> [OBJECTIVE]: Look through the data below and report how many lines include "text". Only the number should be given.

> [SOURCE RECORDS]:
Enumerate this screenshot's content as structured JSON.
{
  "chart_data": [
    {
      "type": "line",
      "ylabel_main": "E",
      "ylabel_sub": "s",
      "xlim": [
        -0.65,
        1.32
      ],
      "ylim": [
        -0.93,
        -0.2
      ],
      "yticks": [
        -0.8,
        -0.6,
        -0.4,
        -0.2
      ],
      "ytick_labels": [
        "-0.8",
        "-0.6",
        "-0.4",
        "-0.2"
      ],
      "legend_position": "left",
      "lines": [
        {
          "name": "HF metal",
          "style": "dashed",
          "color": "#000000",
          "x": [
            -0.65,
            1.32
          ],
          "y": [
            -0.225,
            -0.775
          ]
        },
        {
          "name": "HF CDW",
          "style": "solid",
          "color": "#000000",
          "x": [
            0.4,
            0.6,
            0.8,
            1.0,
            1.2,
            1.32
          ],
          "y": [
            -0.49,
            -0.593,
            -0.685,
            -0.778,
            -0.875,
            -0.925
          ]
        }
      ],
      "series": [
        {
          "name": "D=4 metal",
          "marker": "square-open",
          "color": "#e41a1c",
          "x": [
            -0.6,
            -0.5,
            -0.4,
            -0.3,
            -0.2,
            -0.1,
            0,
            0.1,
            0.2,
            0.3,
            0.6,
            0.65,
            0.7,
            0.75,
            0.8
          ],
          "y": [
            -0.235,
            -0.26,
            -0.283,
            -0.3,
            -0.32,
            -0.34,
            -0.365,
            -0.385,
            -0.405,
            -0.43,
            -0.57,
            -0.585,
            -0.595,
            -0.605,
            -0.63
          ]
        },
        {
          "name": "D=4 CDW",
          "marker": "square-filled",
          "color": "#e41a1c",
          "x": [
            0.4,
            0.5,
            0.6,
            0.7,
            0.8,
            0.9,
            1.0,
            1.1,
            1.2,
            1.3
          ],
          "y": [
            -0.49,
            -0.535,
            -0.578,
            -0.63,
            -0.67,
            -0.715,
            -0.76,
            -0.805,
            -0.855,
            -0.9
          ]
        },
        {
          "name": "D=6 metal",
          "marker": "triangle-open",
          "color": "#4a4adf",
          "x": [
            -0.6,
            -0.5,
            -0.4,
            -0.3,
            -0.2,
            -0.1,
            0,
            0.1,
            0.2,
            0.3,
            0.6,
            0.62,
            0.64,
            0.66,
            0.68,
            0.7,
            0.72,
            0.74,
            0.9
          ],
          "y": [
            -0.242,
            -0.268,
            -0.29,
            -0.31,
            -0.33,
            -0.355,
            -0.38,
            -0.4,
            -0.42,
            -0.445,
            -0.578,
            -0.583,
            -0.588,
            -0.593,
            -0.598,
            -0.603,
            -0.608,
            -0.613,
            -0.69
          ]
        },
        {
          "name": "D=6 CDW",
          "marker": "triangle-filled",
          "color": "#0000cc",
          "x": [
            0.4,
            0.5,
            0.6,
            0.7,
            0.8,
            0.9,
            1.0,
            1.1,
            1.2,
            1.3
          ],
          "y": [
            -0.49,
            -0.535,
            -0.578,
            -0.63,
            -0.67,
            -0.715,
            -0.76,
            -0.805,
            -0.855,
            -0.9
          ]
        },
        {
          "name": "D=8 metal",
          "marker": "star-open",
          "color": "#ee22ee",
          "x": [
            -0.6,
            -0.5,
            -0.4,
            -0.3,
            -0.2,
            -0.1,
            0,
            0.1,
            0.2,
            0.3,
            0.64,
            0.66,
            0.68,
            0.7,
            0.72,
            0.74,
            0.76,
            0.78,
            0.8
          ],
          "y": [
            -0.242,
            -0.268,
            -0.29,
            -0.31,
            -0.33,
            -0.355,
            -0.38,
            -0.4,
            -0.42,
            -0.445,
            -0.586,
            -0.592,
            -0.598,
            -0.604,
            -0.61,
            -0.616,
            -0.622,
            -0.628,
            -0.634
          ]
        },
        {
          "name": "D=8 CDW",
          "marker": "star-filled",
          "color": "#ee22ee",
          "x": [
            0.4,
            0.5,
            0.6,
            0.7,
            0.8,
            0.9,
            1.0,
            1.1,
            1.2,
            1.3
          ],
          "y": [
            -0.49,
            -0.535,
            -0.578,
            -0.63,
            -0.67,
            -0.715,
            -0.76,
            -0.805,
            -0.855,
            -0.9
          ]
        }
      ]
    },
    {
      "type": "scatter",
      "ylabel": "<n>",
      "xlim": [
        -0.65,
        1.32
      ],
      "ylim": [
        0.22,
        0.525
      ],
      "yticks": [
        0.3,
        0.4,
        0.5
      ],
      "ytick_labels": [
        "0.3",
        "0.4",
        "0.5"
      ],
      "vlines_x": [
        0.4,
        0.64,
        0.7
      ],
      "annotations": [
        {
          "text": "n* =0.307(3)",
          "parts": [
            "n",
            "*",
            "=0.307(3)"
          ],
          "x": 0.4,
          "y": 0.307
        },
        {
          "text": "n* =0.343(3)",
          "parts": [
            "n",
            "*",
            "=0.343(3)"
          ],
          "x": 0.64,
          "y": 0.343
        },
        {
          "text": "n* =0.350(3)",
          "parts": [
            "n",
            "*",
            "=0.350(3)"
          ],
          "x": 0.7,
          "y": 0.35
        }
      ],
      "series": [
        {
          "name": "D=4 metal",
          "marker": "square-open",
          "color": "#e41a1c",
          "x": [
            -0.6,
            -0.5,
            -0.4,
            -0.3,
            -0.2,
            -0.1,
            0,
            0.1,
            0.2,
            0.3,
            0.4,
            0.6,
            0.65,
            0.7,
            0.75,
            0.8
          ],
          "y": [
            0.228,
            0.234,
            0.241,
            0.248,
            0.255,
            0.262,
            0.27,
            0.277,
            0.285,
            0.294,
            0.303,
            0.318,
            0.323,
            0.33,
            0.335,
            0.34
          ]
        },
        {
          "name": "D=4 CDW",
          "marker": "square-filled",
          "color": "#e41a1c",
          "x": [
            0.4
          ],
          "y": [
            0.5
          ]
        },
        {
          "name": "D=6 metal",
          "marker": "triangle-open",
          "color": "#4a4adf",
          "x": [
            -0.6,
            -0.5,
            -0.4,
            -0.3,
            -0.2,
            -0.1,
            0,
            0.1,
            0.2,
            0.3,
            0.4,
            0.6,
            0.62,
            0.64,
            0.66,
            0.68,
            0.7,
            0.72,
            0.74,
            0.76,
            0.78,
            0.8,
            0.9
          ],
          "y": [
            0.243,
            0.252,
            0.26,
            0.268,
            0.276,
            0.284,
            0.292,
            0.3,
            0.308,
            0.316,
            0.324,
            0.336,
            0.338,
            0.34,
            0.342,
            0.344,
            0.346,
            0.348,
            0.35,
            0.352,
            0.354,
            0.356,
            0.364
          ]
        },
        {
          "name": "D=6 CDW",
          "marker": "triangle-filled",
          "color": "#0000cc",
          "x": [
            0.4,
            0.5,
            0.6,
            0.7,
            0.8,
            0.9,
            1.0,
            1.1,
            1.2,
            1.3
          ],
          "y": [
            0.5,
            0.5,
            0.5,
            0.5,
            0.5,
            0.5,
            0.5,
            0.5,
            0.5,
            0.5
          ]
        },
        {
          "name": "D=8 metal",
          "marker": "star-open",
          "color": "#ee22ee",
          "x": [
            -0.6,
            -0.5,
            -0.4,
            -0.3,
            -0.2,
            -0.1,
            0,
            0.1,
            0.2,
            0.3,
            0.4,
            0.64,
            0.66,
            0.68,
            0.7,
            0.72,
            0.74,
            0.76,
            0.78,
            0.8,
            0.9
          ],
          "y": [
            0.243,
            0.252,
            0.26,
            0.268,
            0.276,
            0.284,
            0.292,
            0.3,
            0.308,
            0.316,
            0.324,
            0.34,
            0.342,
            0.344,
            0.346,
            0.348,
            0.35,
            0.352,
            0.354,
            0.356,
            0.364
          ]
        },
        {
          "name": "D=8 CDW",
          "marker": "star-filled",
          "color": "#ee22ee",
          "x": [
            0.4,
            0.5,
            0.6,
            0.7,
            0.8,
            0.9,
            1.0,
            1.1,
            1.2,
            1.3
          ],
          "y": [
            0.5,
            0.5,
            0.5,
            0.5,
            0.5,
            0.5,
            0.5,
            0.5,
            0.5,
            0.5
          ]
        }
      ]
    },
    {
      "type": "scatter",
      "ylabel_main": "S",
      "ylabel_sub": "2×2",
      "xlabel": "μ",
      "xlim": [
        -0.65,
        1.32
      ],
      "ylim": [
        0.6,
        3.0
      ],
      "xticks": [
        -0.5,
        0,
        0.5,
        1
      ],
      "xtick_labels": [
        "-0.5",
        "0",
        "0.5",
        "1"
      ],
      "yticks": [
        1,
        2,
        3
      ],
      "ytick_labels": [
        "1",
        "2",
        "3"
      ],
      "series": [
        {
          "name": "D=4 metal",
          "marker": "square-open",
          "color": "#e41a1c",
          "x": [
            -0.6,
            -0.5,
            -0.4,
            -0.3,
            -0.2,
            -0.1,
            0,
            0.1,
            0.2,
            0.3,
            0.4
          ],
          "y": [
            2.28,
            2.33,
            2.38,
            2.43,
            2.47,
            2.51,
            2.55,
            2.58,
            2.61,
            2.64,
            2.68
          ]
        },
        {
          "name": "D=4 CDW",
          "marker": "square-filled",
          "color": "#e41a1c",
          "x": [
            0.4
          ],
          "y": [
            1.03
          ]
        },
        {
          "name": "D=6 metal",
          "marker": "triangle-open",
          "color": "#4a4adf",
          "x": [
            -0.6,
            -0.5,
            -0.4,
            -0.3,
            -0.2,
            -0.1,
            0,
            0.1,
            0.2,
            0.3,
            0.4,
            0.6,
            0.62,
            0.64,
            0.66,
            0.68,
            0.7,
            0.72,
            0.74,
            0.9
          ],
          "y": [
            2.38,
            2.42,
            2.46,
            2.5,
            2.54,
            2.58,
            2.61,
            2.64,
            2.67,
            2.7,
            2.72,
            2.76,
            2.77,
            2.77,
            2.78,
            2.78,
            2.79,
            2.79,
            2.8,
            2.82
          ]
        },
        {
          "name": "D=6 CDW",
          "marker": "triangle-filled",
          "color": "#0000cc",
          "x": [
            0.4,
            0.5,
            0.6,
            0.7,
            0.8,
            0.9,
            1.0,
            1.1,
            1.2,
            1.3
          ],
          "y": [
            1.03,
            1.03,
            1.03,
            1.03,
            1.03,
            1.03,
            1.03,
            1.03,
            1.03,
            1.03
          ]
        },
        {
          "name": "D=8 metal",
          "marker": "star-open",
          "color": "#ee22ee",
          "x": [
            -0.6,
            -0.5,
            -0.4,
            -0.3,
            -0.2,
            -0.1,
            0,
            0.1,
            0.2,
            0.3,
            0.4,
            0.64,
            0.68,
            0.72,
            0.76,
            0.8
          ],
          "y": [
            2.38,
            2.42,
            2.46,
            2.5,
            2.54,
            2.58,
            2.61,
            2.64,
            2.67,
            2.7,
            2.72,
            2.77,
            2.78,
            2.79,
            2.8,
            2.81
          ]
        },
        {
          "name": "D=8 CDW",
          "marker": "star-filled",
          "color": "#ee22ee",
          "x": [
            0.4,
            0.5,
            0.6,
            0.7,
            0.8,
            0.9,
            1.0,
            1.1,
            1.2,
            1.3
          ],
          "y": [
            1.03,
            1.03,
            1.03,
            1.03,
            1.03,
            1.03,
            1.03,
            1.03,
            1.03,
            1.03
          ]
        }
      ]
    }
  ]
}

> [WRITTEN REPLY]: 3